> _Task prompt_
Reproduce every line of the records below word for word, with nothing changed.

[Rows from a layout dataset]
┌────────
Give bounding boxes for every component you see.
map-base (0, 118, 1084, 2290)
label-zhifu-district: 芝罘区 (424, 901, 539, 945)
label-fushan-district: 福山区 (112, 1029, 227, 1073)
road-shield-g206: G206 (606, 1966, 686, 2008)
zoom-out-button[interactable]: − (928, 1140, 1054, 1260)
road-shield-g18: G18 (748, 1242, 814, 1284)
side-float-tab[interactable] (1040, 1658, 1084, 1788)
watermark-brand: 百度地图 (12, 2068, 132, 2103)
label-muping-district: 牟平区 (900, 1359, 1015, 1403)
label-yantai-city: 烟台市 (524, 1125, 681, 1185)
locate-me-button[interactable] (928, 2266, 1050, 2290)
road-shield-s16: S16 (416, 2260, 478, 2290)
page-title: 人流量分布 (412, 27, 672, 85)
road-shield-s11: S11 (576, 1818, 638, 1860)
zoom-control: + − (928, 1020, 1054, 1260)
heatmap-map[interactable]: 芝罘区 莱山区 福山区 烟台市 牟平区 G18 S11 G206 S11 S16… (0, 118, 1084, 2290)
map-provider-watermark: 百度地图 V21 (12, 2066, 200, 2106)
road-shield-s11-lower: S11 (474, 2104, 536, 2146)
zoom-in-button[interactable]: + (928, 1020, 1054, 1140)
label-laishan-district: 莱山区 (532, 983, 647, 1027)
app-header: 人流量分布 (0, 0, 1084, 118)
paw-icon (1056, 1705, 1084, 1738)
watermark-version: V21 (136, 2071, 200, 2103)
└────────
> _Exercise answer_
Give bounding boxes for every component you see.
map-base (0, 118, 1084, 2290)
label-zhifu-district: 芝罘区 (424, 901, 539, 945)
label-fushan-district: 福山区 (112, 1029, 227, 1073)
road-shield-g206: G206 (606, 1966, 686, 2008)
zoom-out-button[interactable]: − (928, 1140, 1054, 1260)
road-shield-g18: G18 (748, 1242, 814, 1284)
side-float-tab[interactable] (1040, 1658, 1084, 1788)
watermark-brand: 百度地图 (12, 2068, 132, 2103)
label-muping-district: 牟平区 (900, 1359, 1015, 1403)
label-yantai-city: 烟台市 (524, 1125, 681, 1185)
locate-me-button[interactable] (928, 2266, 1050, 2290)
road-shield-s16: S16 (416, 2260, 478, 2290)
page-title: 人流量分布 (412, 27, 672, 85)
road-shield-s11: S11 (576, 1818, 638, 1860)
zoom-control: + − (928, 1020, 1054, 1260)
heatmap-map[interactable]: 芝罘区 莱山区 福山区 烟台市 牟平区 G18 S11 G206 S11 S16… (0, 118, 1084, 2290)
map-provider-watermark: 百度地图 V21 (12, 2066, 200, 2106)
road-shield-s11-lower: S11 (474, 2104, 536, 2146)
zoom-in-button[interactable]: + (928, 1020, 1054, 1140)
label-laishan-district: 莱山区 (532, 983, 647, 1027)
app-header: 人流量分布 (0, 0, 1084, 118)
paw-icon (1056, 1705, 1084, 1738)
watermark-version: V21 (136, 2071, 200, 2103)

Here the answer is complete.